<<<<

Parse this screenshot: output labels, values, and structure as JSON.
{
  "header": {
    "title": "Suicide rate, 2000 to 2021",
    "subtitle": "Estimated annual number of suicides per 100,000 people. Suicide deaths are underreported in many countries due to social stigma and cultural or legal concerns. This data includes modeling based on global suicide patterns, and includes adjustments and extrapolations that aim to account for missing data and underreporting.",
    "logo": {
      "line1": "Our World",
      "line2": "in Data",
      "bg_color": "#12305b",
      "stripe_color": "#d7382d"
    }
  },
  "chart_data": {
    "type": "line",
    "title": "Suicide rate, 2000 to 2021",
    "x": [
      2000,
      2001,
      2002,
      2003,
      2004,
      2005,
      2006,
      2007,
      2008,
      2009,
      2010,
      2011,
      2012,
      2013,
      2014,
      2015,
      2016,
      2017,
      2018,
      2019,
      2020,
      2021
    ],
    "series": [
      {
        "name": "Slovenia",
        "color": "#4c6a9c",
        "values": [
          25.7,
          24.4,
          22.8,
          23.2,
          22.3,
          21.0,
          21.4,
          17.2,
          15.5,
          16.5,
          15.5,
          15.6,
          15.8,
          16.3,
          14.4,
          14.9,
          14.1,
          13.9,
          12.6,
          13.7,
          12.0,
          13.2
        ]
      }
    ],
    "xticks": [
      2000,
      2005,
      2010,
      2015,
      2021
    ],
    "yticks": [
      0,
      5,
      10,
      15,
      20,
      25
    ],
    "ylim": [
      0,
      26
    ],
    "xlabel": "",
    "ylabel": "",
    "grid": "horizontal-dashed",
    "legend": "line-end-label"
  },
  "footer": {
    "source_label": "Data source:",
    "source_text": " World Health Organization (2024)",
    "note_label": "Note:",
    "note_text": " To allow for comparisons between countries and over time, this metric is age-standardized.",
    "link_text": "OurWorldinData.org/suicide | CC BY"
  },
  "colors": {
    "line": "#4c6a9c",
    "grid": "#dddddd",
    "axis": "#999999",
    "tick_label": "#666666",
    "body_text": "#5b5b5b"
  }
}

>>>>

- **AIM OF THE EXERCISE**
Give back the whole listing, word for word.

- **THE ANSWER**
Parse this screenshot: output labels, values, and structure as JSON.
{
  "header": {
    "title": "Suicide rate, 2000 to 2021",
    "subtitle": "Estimated annual number of suicides per 100,000 people. Suicide deaths are underreported in many countries due to social stigma and cultural or legal concerns. This data includes modeling based on global suicide patterns, and includes adjustments and extrapolations that aim to account for missing data and underreporting.",
    "logo": {
      "line1": "Our World",
      "line2": "in Data",
      "bg_color": "#12305b",
      "stripe_color": "#d7382d"
    }
  },
  "chart_data": {
    "type": "line",
    "title": "Suicide rate, 2000 to 2021",
    "x": [
      2000,
      2001,
      2002,
      2003,
      2004,
      2005,
      2006,
      2007,
      2008,
      2009,
      2010,
      2011,
      2012,
      2013,
      2014,
      2015,
      2016,
      2017,
      2018,
      2019,
      2020,
      2021
    ],
    "series": [
      {
        "name": "Slovenia",
        "color": "#4c6a9c",
        "values": [
          25.7,
          24.4,
          22.8,
          23.2,
          22.3,
          21.0,
          21.4,
          17.2,
          15.5,
          16.5,
          15.5,
          15.6,
          15.8,
          16.3,
          14.4,
          14.9,
          14.1,
          13.9,
          12.6,
          13.7,
          12.0,
          13.2
        ]
      }
    ],
    "xticks": [
      2000,
      2005,
      2010,
      2015,
      2021
    ],
    "yticks": [
      0,
      5,
      10,
      15,
      20,
      25
    ],
    "ylim": [
      0,
      26
    ],
    "xlabel": "",
    "ylabel": "",
    "grid": "horizontal-dashed",
    "legend": "line-end-label"
  },
  "footer": {
    "source_label": "Data source:",
    "source_text": " World Health Organization (2024)",
    "note_label": "Note:",
    "note_text": " To allow for comparisons between countries and over time, this metric is age-standardized.",
    "link_text": "OurWorldinData.org/suicide | CC BY"
  },
  "colors": {
    "line": "#4c6a9c",
    "grid": "#dddddd",
    "axis": "#999999",
    "tick_label": "#666666",
    "body_text": "#5b5b5b"
  }
}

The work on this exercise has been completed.